_WORK INSTRUCTIONS_
Work out how many lines hold the string "icon". The answer is a single number, nothing more.

↓↓↓

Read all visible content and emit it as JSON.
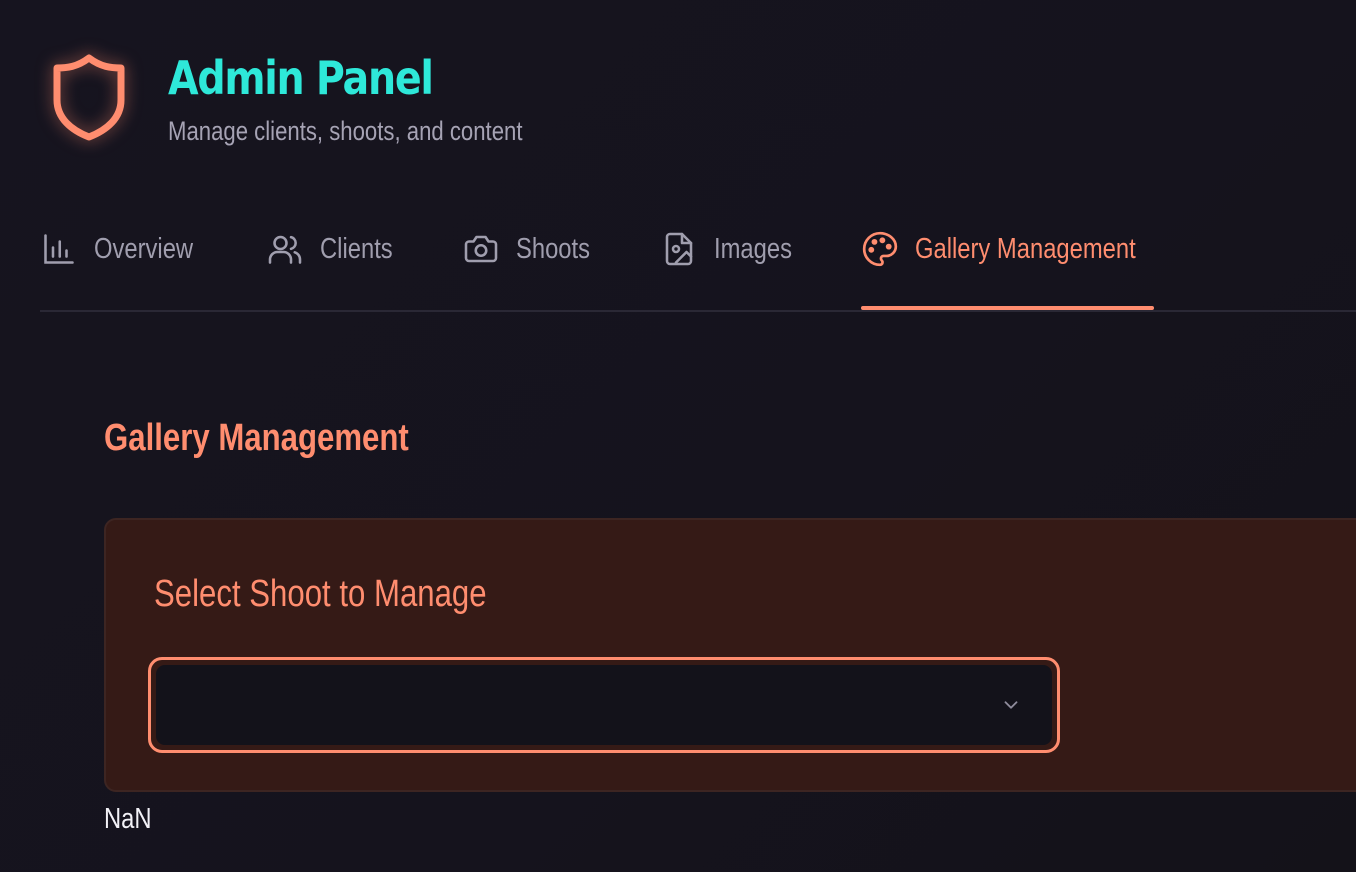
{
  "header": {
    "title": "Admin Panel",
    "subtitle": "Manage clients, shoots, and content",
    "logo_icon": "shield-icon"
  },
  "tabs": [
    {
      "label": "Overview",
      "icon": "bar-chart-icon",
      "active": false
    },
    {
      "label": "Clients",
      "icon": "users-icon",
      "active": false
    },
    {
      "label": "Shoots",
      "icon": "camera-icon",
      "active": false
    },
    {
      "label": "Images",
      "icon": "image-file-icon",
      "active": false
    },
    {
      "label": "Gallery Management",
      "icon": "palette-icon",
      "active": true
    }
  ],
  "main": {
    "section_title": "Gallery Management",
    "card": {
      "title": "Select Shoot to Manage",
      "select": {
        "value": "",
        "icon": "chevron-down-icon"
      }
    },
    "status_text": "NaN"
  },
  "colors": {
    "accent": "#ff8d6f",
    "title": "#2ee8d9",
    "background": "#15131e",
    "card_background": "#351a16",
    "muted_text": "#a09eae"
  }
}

↑↑↑

_WRITTEN RESPONSE_
7